What to do:
Start at the top and transcribe every record through the final line exactly.

Task input:

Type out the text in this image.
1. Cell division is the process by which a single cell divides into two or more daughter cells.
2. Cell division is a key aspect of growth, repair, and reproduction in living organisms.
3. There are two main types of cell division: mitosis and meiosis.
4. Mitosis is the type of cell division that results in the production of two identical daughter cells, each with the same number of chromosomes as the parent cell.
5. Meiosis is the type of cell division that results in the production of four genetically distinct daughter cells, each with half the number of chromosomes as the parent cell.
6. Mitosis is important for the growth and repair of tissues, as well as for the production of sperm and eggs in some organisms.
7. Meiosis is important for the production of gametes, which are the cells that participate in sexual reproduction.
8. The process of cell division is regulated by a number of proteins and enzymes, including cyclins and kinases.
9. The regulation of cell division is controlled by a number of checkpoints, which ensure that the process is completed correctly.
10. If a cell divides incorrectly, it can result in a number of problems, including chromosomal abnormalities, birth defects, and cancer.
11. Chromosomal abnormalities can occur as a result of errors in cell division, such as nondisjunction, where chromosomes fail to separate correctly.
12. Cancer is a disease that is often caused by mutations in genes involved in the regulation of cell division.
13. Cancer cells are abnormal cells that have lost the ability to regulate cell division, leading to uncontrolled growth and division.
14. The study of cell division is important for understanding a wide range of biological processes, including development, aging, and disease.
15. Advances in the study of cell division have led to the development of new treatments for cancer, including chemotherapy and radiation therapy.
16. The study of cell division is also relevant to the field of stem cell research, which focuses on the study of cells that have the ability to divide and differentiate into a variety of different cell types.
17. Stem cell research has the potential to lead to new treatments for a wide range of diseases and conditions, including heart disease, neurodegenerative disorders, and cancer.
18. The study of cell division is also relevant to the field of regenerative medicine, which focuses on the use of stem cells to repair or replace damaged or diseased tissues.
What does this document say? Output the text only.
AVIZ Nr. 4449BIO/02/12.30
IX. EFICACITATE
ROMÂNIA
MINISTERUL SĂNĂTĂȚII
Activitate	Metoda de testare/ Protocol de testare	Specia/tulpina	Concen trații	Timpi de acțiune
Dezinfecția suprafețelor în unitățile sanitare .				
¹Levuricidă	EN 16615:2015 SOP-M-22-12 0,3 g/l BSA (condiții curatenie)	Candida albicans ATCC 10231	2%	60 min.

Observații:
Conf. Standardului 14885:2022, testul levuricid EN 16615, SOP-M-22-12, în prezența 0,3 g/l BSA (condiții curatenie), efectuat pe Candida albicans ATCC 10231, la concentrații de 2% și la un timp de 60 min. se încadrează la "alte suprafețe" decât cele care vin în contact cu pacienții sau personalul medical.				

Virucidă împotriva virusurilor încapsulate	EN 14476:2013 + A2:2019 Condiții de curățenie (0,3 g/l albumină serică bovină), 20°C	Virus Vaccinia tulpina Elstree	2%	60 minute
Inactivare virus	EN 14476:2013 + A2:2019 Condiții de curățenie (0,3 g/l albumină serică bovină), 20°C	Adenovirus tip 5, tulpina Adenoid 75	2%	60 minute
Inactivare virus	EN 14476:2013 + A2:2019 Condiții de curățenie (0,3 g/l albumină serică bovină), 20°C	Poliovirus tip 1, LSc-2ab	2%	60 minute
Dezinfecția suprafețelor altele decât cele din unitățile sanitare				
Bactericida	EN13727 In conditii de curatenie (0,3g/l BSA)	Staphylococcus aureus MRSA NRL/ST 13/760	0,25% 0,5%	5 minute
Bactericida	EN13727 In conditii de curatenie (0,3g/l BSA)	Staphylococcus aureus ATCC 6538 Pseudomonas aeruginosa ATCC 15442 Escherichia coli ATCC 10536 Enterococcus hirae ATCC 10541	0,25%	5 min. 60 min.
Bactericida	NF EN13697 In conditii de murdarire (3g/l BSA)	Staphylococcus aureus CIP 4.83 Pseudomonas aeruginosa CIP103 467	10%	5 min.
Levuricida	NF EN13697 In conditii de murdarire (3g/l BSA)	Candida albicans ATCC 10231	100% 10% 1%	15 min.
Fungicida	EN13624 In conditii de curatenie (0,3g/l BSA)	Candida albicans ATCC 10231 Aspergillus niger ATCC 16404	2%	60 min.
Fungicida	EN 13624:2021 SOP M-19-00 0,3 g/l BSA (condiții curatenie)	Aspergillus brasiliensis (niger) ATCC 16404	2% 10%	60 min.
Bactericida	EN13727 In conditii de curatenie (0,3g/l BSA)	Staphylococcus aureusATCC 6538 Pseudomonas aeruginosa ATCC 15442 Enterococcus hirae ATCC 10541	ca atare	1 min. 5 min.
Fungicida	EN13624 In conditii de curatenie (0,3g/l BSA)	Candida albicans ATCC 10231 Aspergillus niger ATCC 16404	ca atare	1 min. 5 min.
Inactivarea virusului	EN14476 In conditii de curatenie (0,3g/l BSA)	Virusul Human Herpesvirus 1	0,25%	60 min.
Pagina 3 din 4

Output of the task:
Type out the text in this image.
1. Cell division is the process by which a single cell divides into two or more daughter cells.
2. Cell division is a key aspect of growth, repair, and reproduction in living organisms.
3. There are two main types of cell division: mitosis and meiosis.
4. Mitosis is the type of cell division that results in the production of two identical daughter cells, each with the same number of chromosomes as the parent cell.
5. Meiosis is the type of cell division that results in the production of four genetically distinct daughter cells, each with half the number of chromosomes as the parent cell.
6. Mitosis is important for the growth and repair of tissues, as well as for the production of sperm and eggs in some organisms.
7. Meiosis is important for the production of gametes, which are the cells that participate in sexual reproduction.
8. The process of cell division is regulated by a number of proteins and enzymes, including cyclins and kinases.
9. The regulation of cell division is controlled by a number of checkpoints, which ensure that the process is completed correctly.
10. If a cell divides incorrectly, it can result in a number of problems, including chromosomal abnormalities, birth defects, and cancer.
11. Chromosomal abnormalities can occur as a result of errors in cell division, such as nondisjunction, where chromosomes fail to separate correctly.
12. Cancer is a disease that is often caused by mutations in genes involved in the regulation of cell division.
13. Cancer cells are abnormal cells that have lost the ability to regulate cell division, leading to uncontrolled growth and division.
14. The study of cell division is important for understanding a wide range of biological processes, including development, aging, and disease.
15. Advances in the study of cell division have led to the development of new treatments for cancer, including chemotherapy and radiation therapy.
16. The study of cell division is also relevant to the field of stem cell research, which focuses on the study of cells that have the ability to divide and differentiate into a variety of different cell types.
17. Stem cell research has the potential to lead to new treatments for a wide range of diseases and conditions, including heart disease, neurodegenerative disorders, and cancer.
18. The study of cell division is also relevant to the field of regenerative medicine, which focuses on the use of stem cells to repair or replace damaged or diseased tissues.
What does this document say? Output the text only.
AVIZ Nr. 4449BIO/02/12.30
IX. EFICACITATE
ROMÂNIA
MINISTERUL SĂNĂTĂȚII
Activitate	Metoda de testare/ Protocol de testare	Specia/tulpina	Concen trații	Timpi de acțiune
Dezinfecția suprafețelor în unitățile sanitare .				
¹Levuricidă	EN 16615:2015 SOP-M-22-12 0,3 g/l BSA (condiții curatenie)	Candida albicans ATCC 10231	2%	60 min.

Observații:
Conf. Standardului 14885:2022, testul levuricid EN 16615, SOP-M-22-12, în prezența 0,3 g/l BSA (condiții curatenie), efectuat pe Candida albicans ATCC 10231, la concentrații de 2% și la un timp de 60 min. se încadrează la "alte suprafețe" decât cele care vin în contact cu pacienții sau personalul medical.				

Virucidă împotriva virusurilor încapsulate	EN 14476:2013 + A2:2019 Condiții de curățenie (0,3 g/l albumină serică bovină), 20°C	Virus Vaccinia tulpina Elstree	2%	60 minute
Inactivare virus	EN 14476:2013 + A2:2019 Condiții de curățenie (0,3 g/l albumină serică bovină), 20°C	Adenovirus tip 5, tulpina Adenoid 75	2%	60 minute
Inactivare virus	EN 14476:2013 + A2:2019 Condiții de curățenie (0,3 g/l albumină serică bovină), 20°C	Poliovirus tip 1, LSc-2ab	2%	60 minute
Dezinfecția suprafețelor altele decât cele din unitățile sanitare				
Bactericida	EN13727 In conditii de curatenie (0,3g/l BSA)	Staphylococcus aureus MRSA NRL/ST 13/760	0,25% 0,5%	5 minute
Bactericida	EN13727 In conditii de curatenie (0,3g/l BSA)	Staphylococcus aureus ATCC 6538 Pseudomonas aeruginosa ATCC 15442 Escherichia coli ATCC 10536 Enterococcus hirae ATCC 10541	0,25%	5 min. 60 min.
Bactericida	NF EN13697 In conditii de murdarire (3g/l BSA)	Staphylococcus aureus CIP 4.83 Pseudomonas aeruginosa CIP103 467	10%	5 min.
Levuricida	NF EN13697 In conditii de murdarire (3g/l BSA)	Candida albicans ATCC 10231	100% 10% 1%	15 min.
Fungicida	EN13624 In conditii de curatenie (0,3g/l BSA)	Candida albicans ATCC 10231 Aspergillus niger ATCC 16404	2%	60 min.
Fungicida	EN 13624:2021 SOP M-19-00 0,3 g/l BSA (condiții curatenie)	Aspergillus brasiliensis (niger) ATCC 16404	2% 10%	60 min.
Bactericida	EN13727 In conditii de curatenie (0,3g/l BSA)	Staphylococcus aureusATCC 6538 Pseudomonas aeruginosa ATCC 15442 Enterococcus hirae ATCC 10541	ca atare	1 min. 5 min.
Fungicida	EN13624 In conditii de curatenie (0,3g/l BSA)	Candida albicans ATCC 10231 Aspergillus niger ATCC 16404	ca atare	1 min. 5 min.
Inactivarea virusului	EN14476 In conditii de curatenie (0,3g/l BSA)	Virusul Human Herpesvirus 1	0,25%	60 min.
Pagina 3 din 4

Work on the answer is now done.